Exercise ▸ Quote all of the entries word for word.

***** Records for this task *****

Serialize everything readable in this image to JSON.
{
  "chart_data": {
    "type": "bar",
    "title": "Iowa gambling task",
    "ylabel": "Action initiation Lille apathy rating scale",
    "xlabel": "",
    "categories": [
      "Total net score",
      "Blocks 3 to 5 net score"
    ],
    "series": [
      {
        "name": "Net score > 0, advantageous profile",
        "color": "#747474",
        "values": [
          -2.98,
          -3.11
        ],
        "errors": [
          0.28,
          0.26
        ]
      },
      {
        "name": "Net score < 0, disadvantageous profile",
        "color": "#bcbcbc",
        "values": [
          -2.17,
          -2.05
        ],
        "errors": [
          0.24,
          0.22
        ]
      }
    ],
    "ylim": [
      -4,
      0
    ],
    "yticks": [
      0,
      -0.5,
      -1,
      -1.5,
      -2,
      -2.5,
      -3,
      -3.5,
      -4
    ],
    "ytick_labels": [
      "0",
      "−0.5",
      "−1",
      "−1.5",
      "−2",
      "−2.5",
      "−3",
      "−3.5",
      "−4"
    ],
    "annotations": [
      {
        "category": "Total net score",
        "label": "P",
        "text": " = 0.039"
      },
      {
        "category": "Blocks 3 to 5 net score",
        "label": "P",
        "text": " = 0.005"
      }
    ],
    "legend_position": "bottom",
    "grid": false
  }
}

*****

Solution below ▸
Serialize everything readable in this image to JSON.
{
  "chart_data": {
    "type": "bar",
    "title": "Iowa gambling task",
    "ylabel": "Action initiation Lille apathy rating scale",
    "xlabel": "",
    "categories": [
      "Total net score",
      "Blocks 3 to 5 net score"
    ],
    "series": [
      {
        "name": "Net score > 0, advantageous profile",
        "color": "#747474",
        "values": [
          -2.98,
          -3.11
        ],
        "errors": [
          0.28,
          0.26
        ]
      },
      {
        "name": "Net score < 0, disadvantageous profile",
        "color": "#bcbcbc",
        "values": [
          -2.17,
          -2.05
        ],
        "errors": [
          0.24,
          0.22
        ]
      }
    ],
    "ylim": [
      -4,
      0
    ],
    "yticks": [
      0,
      -0.5,
      -1,
      -1.5,
      -2,
      -2.5,
      -3,
      -3.5,
      -4
    ],
    "ytick_labels": [
      "0",
      "−0.5",
      "−1",
      "−1.5",
      "−2",
      "−2.5",
      "−3",
      "−3.5",
      "−4"
    ],
    "annotations": [
      {
        "category": "Total net score",
        "label": "P",
        "text": " = 0.039"
      },
      {
        "category": "Blocks 3 to 5 net score",
        "label": "P",
        "text": " = 0.005"
      }
    ],
    "legend_position": "bottom",
    "grid": false
  }
}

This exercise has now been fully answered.